Data entries for graphics
◆ ◆ ◆ ◆ ◆
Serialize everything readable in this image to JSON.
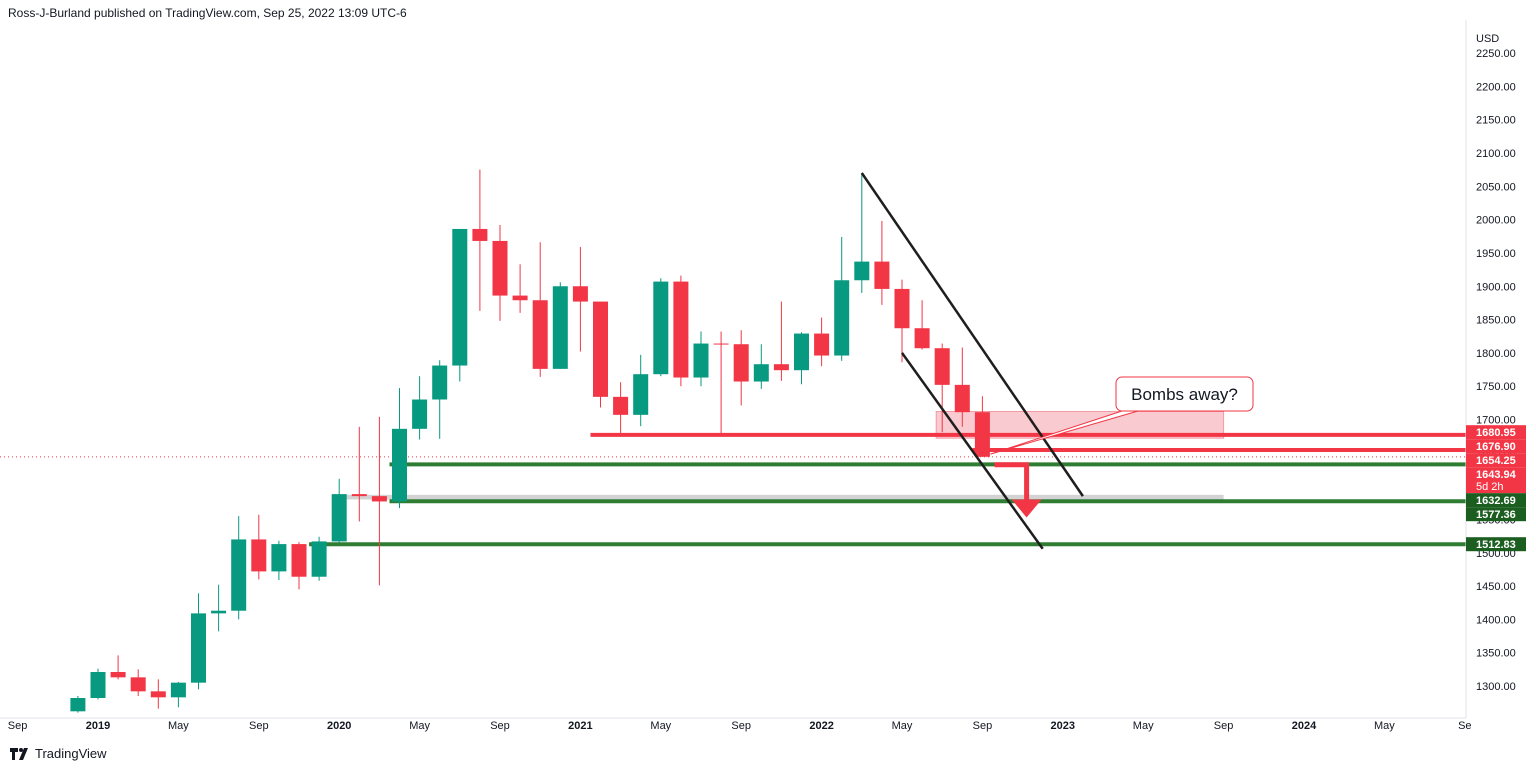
{
  "header": {
    "publisher": "Ross-J-Burland published on TradingView.com, Sep 25, 2022 13:09 UTC-6"
  },
  "footer": {
    "brand": "TradingView"
  },
  "colors": {
    "up": "#089981",
    "down": "#f23645",
    "green_line": "#2e7d32",
    "red_line": "#f23645",
    "zone": "#f7b5bc",
    "channel": "#1e1e1e",
    "grey_zone": "#c8c8c8"
  },
  "chart_data": {
    "type": "candlestick",
    "instrument_currency": "USD",
    "interval": "monthly",
    "y_ticks": [
      1300,
      1350,
      1400,
      1450,
      1500,
      1550,
      1600,
      1650,
      1700,
      1750,
      1800,
      1850,
      1900,
      1950,
      2000,
      2050,
      2100,
      2150,
      2200,
      2250
    ],
    "ylim": [
      1260,
      2262
    ],
    "x_labels": [
      {
        "label": "Sep",
        "date": "2018-09"
      },
      {
        "label": "2019",
        "date": "2019-01"
      },
      {
        "label": "May",
        "date": "2019-05"
      },
      {
        "label": "Sep",
        "date": "2019-09"
      },
      {
        "label": "2020",
        "date": "2020-01"
      },
      {
        "label": "May",
        "date": "2020-05"
      },
      {
        "label": "Sep",
        "date": "2020-09"
      },
      {
        "label": "2021",
        "date": "2021-01"
      },
      {
        "label": "May",
        "date": "2021-05"
      },
      {
        "label": "Sep",
        "date": "2021-09"
      },
      {
        "label": "2022",
        "date": "2022-01"
      },
      {
        "label": "May",
        "date": "2022-05"
      },
      {
        "label": "Sep",
        "date": "2022-09"
      },
      {
        "label": "2023",
        "date": "2023-01"
      },
      {
        "label": "May",
        "date": "2023-05"
      },
      {
        "label": "Sep",
        "date": "2023-09"
      },
      {
        "label": "2024",
        "date": "2024-01"
      },
      {
        "label": "May",
        "date": "2024-05"
      },
      {
        "label": "Se",
        "date": "2024-09"
      }
    ],
    "candles": [
      {
        "date": "2018-12",
        "open": 1262,
        "high": 1285,
        "low": 1260,
        "close": 1282
      },
      {
        "date": "2019-01",
        "open": 1282,
        "high": 1326,
        "low": 1280,
        "close": 1321
      },
      {
        "date": "2019-02",
        "open": 1321,
        "high": 1346,
        "low": 1310,
        "close": 1313
      },
      {
        "date": "2019-03",
        "open": 1313,
        "high": 1325,
        "low": 1285,
        "close": 1292
      },
      {
        "date": "2019-04",
        "open": 1292,
        "high": 1310,
        "low": 1266,
        "close": 1283
      },
      {
        "date": "2019-05",
        "open": 1283,
        "high": 1306,
        "low": 1268,
        "close": 1305
      },
      {
        "date": "2019-06",
        "open": 1305,
        "high": 1439,
        "low": 1295,
        "close": 1409
      },
      {
        "date": "2019-07",
        "open": 1409,
        "high": 1452,
        "low": 1382,
        "close": 1413
      },
      {
        "date": "2019-08",
        "open": 1413,
        "high": 1555,
        "low": 1400,
        "close": 1520
      },
      {
        "date": "2019-09",
        "open": 1520,
        "high": 1557,
        "low": 1460,
        "close": 1472
      },
      {
        "date": "2019-10",
        "open": 1472,
        "high": 1518,
        "low": 1459,
        "close": 1513
      },
      {
        "date": "2019-11",
        "open": 1513,
        "high": 1516,
        "low": 1445,
        "close": 1464
      },
      {
        "date": "2019-12",
        "open": 1464,
        "high": 1524,
        "low": 1458,
        "close": 1517
      },
      {
        "date": "2020-01",
        "open": 1517,
        "high": 1611,
        "low": 1515,
        "close": 1588
      },
      {
        "date": "2020-02",
        "open": 1588,
        "high": 1689,
        "low": 1547,
        "close": 1585
      },
      {
        "date": "2020-03",
        "open": 1585,
        "high": 1704,
        "low": 1451,
        "close": 1577
      },
      {
        "date": "2020-04",
        "open": 1577,
        "high": 1747,
        "low": 1567,
        "close": 1686
      },
      {
        "date": "2020-05",
        "open": 1686,
        "high": 1765,
        "low": 1670,
        "close": 1730
      },
      {
        "date": "2020-06",
        "open": 1730,
        "high": 1789,
        "low": 1671,
        "close": 1781
      },
      {
        "date": "2020-07",
        "open": 1781,
        "high": 1984,
        "low": 1757,
        "close": 1986
      },
      {
        "date": "2020-08",
        "open": 1986,
        "high": 2075,
        "low": 1863,
        "close": 1968
      },
      {
        "date": "2020-09",
        "open": 1968,
        "high": 1992,
        "low": 1848,
        "close": 1886
      },
      {
        "date": "2020-10",
        "open": 1886,
        "high": 1933,
        "low": 1860,
        "close": 1879
      },
      {
        "date": "2020-11",
        "open": 1879,
        "high": 1966,
        "low": 1764,
        "close": 1776
      },
      {
        "date": "2020-12",
        "open": 1776,
        "high": 1906,
        "low": 1776,
        "close": 1900
      },
      {
        "date": "2021-01",
        "open": 1900,
        "high": 1959,
        "low": 1802,
        "close": 1877
      },
      {
        "date": "2021-02",
        "open": 1877,
        "high": 1873,
        "low": 1718,
        "close": 1734
      },
      {
        "date": "2021-03",
        "open": 1734,
        "high": 1756,
        "low": 1676,
        "close": 1707
      },
      {
        "date": "2021-04",
        "open": 1707,
        "high": 1797,
        "low": 1690,
        "close": 1768
      },
      {
        "date": "2021-05",
        "open": 1768,
        "high": 1912,
        "low": 1765,
        "close": 1907
      },
      {
        "date": "2021-06",
        "open": 1907,
        "high": 1916,
        "low": 1750,
        "close": 1763
      },
      {
        "date": "2021-07",
        "open": 1763,
        "high": 1832,
        "low": 1750,
        "close": 1814
      },
      {
        "date": "2021-08",
        "open": 1814,
        "high": 1832,
        "low": 1679,
        "close": 1813
      },
      {
        "date": "2021-09",
        "open": 1813,
        "high": 1834,
        "low": 1721,
        "close": 1757
      },
      {
        "date": "2021-10",
        "open": 1757,
        "high": 1813,
        "low": 1746,
        "close": 1783
      },
      {
        "date": "2021-11",
        "open": 1783,
        "high": 1877,
        "low": 1758,
        "close": 1774
      },
      {
        "date": "2021-12",
        "open": 1774,
        "high": 1831,
        "low": 1753,
        "close": 1829
      },
      {
        "date": "2022-01",
        "open": 1829,
        "high": 1853,
        "low": 1780,
        "close": 1796
      },
      {
        "date": "2022-02",
        "open": 1796,
        "high": 1974,
        "low": 1788,
        "close": 1909
      },
      {
        "date": "2022-03",
        "open": 1909,
        "high": 2070,
        "low": 1890,
        "close": 1937
      },
      {
        "date": "2022-04",
        "open": 1937,
        "high": 1998,
        "low": 1872,
        "close": 1896
      },
      {
        "date": "2022-05",
        "open": 1896,
        "high": 1910,
        "low": 1786,
        "close": 1837
      },
      {
        "date": "2022-06",
        "open": 1837,
        "high": 1879,
        "low": 1805,
        "close": 1807
      },
      {
        "date": "2022-07",
        "open": 1807,
        "high": 1814,
        "low": 1681,
        "close": 1752
      },
      {
        "date": "2022-08",
        "open": 1752,
        "high": 1808,
        "low": 1689,
        "close": 1711
      },
      {
        "date": "2022-09",
        "open": 1711,
        "high": 1735,
        "low": 1644,
        "close": 1644
      }
    ],
    "price_labels": [
      {
        "value": 1680.95,
        "text": "1680.95",
        "color": "#f23645"
      },
      {
        "value": 1676.9,
        "text": "1676.90",
        "color": "#f23645"
      },
      {
        "value": 1654.25,
        "text": "1654.25",
        "color": "#f23645"
      },
      {
        "value": 1643.94,
        "text": "1643.94",
        "color": "#f23645",
        "sub": "5d 2h"
      },
      {
        "value": 1632.69,
        "text": "1632.69",
        "color": "#1b5e20"
      },
      {
        "value": 1577.36,
        "text": "1577.36",
        "color": "#1b5e20"
      },
      {
        "value": 1512.83,
        "text": "1512.83",
        "color": "#1b5e20"
      }
    ],
    "horizontal_lines": [
      {
        "value": 1632.69,
        "color": "#2e7d32",
        "from": "2020-04"
      },
      {
        "value": 1577.36,
        "color": "#2e7d32",
        "from": "2020-04"
      },
      {
        "value": 1512.83,
        "color": "#2e7d32",
        "from": "2019-12"
      },
      {
        "value": 1676.9,
        "color": "#f23645",
        "from": "2021-02"
      },
      {
        "value": 1654.25,
        "color": "#f23645",
        "from": "2022-09"
      }
    ],
    "zones": [
      {
        "top": 1712,
        "bottom": 1672,
        "from": "2022-07",
        "to": "2023-09",
        "color": "#f7b5bc"
      },
      {
        "top": 1587,
        "bottom": 1580,
        "from": "2020-01",
        "to": "2023-09",
        "color": "#c8c8c8"
      }
    ],
    "channel_lines": [
      {
        "from": {
          "date": "2022-03",
          "value": 2070
        },
        "to": {
          "date": "2023-02",
          "value": 1585
        }
      },
      {
        "from": {
          "date": "2022-05",
          "value": 1800
        },
        "to": {
          "date": "2022-12",
          "value": 1506
        }
      }
    ],
    "arrow": {
      "start": {
        "date": "2022-10",
        "value": 1632
      },
      "end": {
        "date": "2022-11",
        "value": 1565
      },
      "color": "#f23645"
    },
    "annotation": {
      "text": "Bombs away?",
      "anchor": {
        "date": "2022-09",
        "value": 1648
      }
    },
    "current_price_line": {
      "value": 1643.94
    }
  }
}
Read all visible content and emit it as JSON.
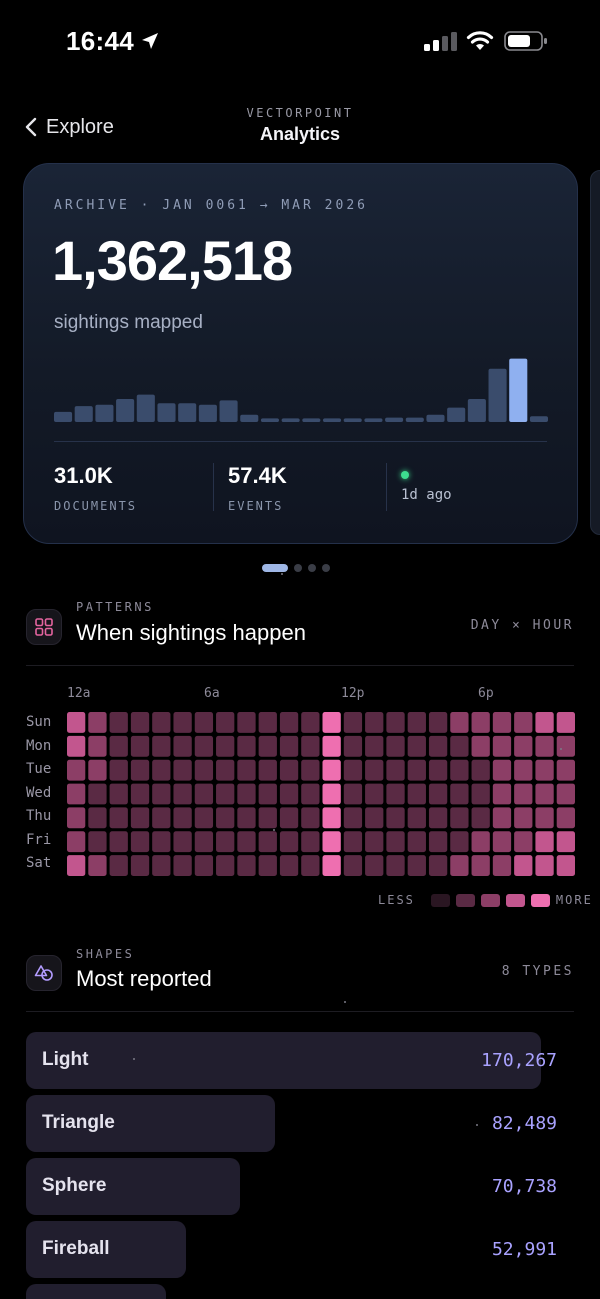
◆ ◆ ◆ ◆ ◆
» **Task directions**
Review the preceding data and report every line that includes the string "from".

» **Solution**
        "from": "2020-04"
        "from": "2020-04"
        "from": "2019-12"
        "from": "2021-02"
        "from": "2022-09"
        "from": "2022-07",
        "from": "2020-01",
        "from": {
        "from": {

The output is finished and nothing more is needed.